## TEXT SEGMENT
══════════════════════════════

Three Real Workflows
Workflow 1: Rebuild Relief — Customer Intake (Notion + Airtable Hybrid)
Rebuild Relief (insurance claim assessments) uses Notion for process documentation (step-by-step claim assessment, photo requirements) and Airtable for lightweight customer tracking (name, claim number, assessment status). Non-technical staff uses both. Notion is the source-of-truth for "how do we assess hail damage?"; Airtable is the "who are we assessing today?" dashboard. Airtable automations send Slack notifications when a claim is submitted. No Supabase needed because the team is non-technical and data volume is < 5K claims/month. Cost: $10 (Notion) + $50 (Airtable, small team) = $60/month. If claims scaled to 50/month and the team grew, a Supabase migration would be next. For now, this hybrid is pragmatic.
Workflow 2: Aidxn Design — Project Tracker (Supabase)
Aidxn Design uses Supabase for internal project management. Schema: Projects (name, client, budget, deadline), Tasks (assigned to, status, due), and Team (email, role). A Next.js dashboard displays projects in a Kanban (todo, in-progress, done), with task assignment and comments. Real-time sync means when Aiden updates a task status, the team sees it instantly. Row-level security: team members see their tasks, managers see all. Postgres functions auto-calculate project margin (budget - actual hours). Cost: $25/month. At scale (100 team members, 10K projects), cost is still $25/month (plus maybe $50 for compute/bandwidth). For a 5-person team, this setup is overkill (Notion would work), but Aidxn has the engineering chops and cares about ownership. Verdict: Supabase is worth it here.
Workflow 3: Fortune 500 Sales Ops (Supabase at Scale)
A 100-person sales team tracking $50M in pipeline cannot use Airtable (cost would be $3,000/month). They deploy Supabase (Postgres) + a custom Next.js dashboard. Schema: Accounts (customer company), Opportunities (deals), Contact (people), and Activities (calls, emails). RLS ensures reps see only their accounts. A sales manager dashboard rolls up by region. Real-time alerts notify the team when a deal stages up. Postgres full-text search lets reps find customers by name instantly. Machine learning (Postgres + Python edge functions) scores leads by propensity to close. Cost: $300/month (Supabase Pro + extra database capacity). Compare to Salesforce ($250/seat, 100 people = $25K/month). Supabase is 100× cheaper and you own the data. For enterprise, Supabase is a no-brainer.

══════════════════════════════

Summarize the workflow text in two sentences. Rely solely on the workflow text above when responding.

══════════════════════════════

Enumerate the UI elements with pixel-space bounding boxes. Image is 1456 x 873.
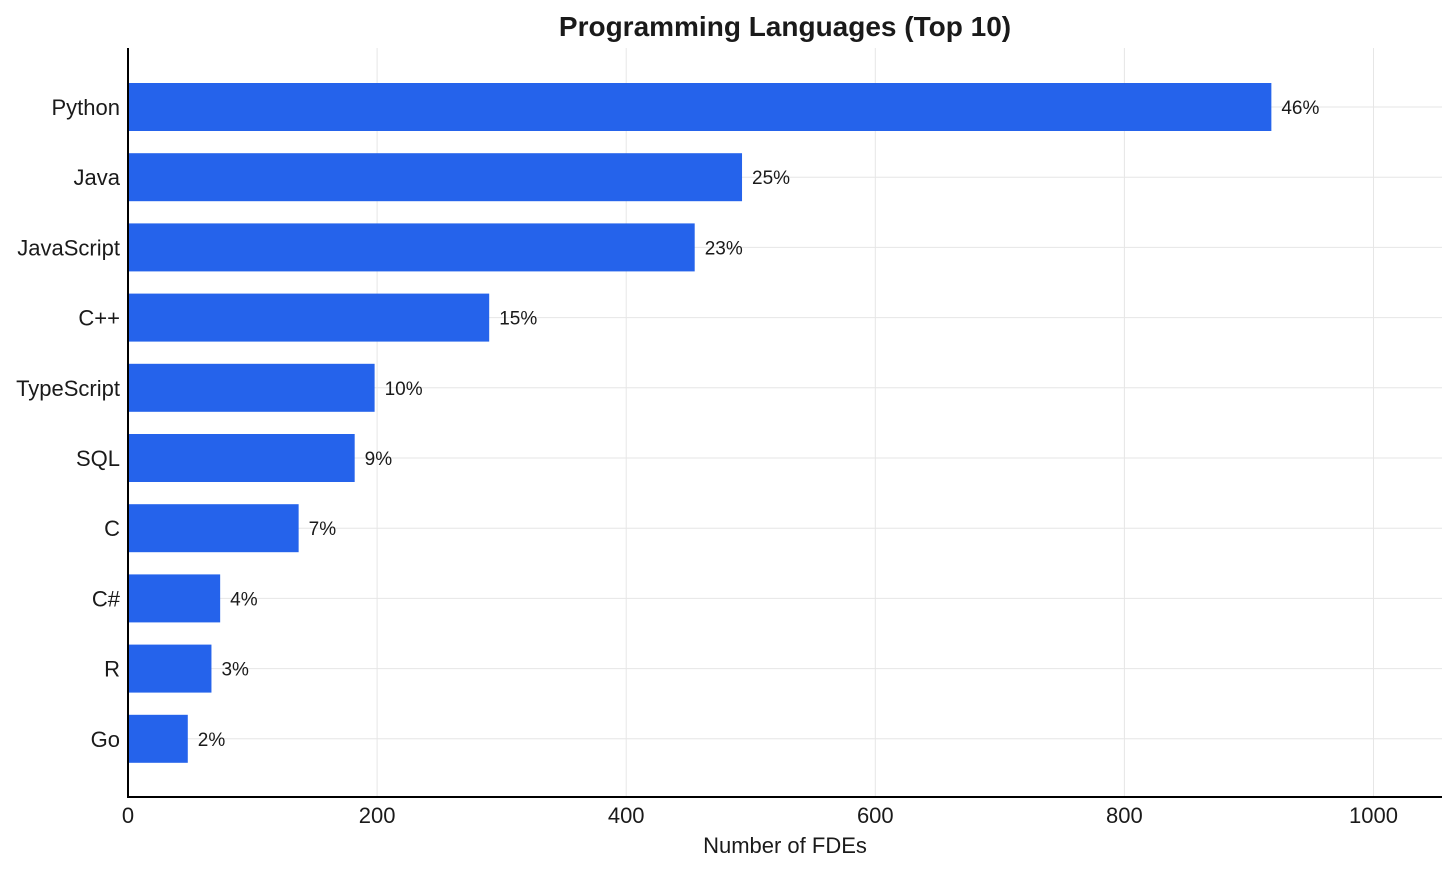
x-tick-labels: 0 200 400 600 800 1000 <box>122 803 1398 828</box>
x-tick-label: 400 <box>608 803 645 828</box>
y-tick-label: JavaScript <box>17 235 120 260</box>
data-label: 9% <box>365 449 393 470</box>
bar <box>128 434 355 482</box>
data-label: 2% <box>198 730 226 751</box>
bar <box>128 153 743 202</box>
bar <box>128 504 299 553</box>
data-label: 23% <box>705 238 743 259</box>
data-label: 4% <box>230 589 258 610</box>
x-tick-label: 200 <box>359 803 396 828</box>
data-label: 3% <box>221 660 249 681</box>
data-label: 7% <box>309 519 337 540</box>
x-tick-label: 800 <box>1106 803 1143 828</box>
data-label: 25% <box>752 168 790 189</box>
bar <box>128 644 212 693</box>
data-label: 15% <box>499 309 537 330</box>
bar <box>128 223 695 272</box>
bars <box>128 83 1272 763</box>
y-tick-label: Java <box>74 165 121 190</box>
y-tick-labels: Python Java JavaScript C++ TypeScript SQL C C# R… <box>16 95 121 752</box>
x-tick-label: 600 <box>857 803 894 828</box>
y-tick-label: R <box>104 657 120 682</box>
x-tick-label: 1000 <box>1349 803 1398 828</box>
data-label: 46% <box>1281 98 1319 119</box>
y-tick-label: SQL <box>76 446 120 471</box>
bar <box>128 83 1272 131</box>
y-tick-label: Python <box>52 95 121 120</box>
y-tick-label: C++ <box>78 306 120 331</box>
chart-title: Programming Languages (Top 10) <box>559 11 1011 42</box>
x-tick-label: 0 <box>122 803 134 828</box>
bar <box>128 363 375 412</box>
y-tick-label: C <box>104 516 120 541</box>
y-tick-label: Go <box>91 727 120 752</box>
y-tick-label: C# <box>92 586 121 611</box>
data-labels: 46% 25% 23% 15% 10% 9% 7% 4% 3% 2% <box>198 98 1320 751</box>
bar <box>128 574 221 623</box>
bar <box>128 714 188 763</box>
y-tick-label: TypeScript <box>16 376 120 401</box>
data-label: 10% <box>385 379 423 400</box>
x-axis-label: Number of FDEs <box>703 833 867 858</box>
bar <box>128 293 490 342</box>
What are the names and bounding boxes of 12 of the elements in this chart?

══════════════════════════════

## EXPECTED ANSWER
Rebuild Relief uses Notion for process documentation and Airtable for customer tracking at $60 per month, a hybrid suited to its non-technical staff. Aidxn Design runs internal project management on Supabase for $25 per month, judged worthwhile given its engineering skill and concern for ownership, while a 100-person sales team tracking $50M in pipeline deploys Supabase with a custom Next.js dashboard for $300 per month, far below what Airtable or Salesforce would cost.